_TASK GOAL:_ From the listing below, work out how many lines contain "palettes". Reply with that number only.

_GIVEN ENTRIES:_
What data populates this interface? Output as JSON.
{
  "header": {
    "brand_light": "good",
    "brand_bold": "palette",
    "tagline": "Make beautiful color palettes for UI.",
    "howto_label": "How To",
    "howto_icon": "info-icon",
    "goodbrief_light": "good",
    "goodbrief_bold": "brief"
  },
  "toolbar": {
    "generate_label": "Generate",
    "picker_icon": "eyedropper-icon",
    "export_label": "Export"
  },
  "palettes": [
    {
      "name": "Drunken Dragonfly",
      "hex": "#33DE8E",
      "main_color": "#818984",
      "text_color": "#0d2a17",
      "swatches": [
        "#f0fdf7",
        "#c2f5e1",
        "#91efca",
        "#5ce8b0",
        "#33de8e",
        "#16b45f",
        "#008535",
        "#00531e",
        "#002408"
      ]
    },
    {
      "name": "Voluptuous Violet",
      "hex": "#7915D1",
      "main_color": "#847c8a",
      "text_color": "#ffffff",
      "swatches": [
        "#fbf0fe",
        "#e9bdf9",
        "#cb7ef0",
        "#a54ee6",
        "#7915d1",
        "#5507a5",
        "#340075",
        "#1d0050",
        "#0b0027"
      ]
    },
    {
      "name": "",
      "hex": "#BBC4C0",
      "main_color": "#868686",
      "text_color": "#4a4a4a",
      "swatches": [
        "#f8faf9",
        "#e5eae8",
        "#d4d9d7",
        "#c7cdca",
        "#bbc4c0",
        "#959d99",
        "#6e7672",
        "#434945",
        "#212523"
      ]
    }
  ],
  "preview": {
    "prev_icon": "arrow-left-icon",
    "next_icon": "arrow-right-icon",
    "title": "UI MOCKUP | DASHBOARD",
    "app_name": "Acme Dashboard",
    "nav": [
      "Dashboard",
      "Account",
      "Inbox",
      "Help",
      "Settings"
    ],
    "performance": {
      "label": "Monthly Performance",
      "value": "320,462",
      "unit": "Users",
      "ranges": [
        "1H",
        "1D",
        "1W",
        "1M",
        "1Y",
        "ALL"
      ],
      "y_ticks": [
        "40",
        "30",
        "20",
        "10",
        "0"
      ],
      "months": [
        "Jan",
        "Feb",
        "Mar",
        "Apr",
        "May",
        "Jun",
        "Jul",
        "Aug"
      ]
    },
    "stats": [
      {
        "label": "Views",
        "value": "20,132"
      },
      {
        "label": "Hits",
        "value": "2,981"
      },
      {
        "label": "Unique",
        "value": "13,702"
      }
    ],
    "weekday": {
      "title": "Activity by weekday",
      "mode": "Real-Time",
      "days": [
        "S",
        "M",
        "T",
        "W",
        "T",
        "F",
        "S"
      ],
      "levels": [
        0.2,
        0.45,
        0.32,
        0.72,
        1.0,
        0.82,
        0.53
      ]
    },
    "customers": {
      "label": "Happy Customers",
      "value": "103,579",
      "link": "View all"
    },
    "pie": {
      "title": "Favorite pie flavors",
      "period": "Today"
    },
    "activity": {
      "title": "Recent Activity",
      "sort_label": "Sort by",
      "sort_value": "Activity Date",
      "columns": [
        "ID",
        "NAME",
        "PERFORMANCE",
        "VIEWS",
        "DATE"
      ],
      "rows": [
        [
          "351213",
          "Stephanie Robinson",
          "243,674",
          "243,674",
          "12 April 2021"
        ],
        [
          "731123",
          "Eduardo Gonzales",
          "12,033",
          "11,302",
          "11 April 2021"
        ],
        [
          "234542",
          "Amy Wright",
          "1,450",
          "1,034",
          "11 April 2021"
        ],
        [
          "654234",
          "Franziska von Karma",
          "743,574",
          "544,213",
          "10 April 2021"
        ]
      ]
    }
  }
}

_WRITTEN SOLUTION:_ 2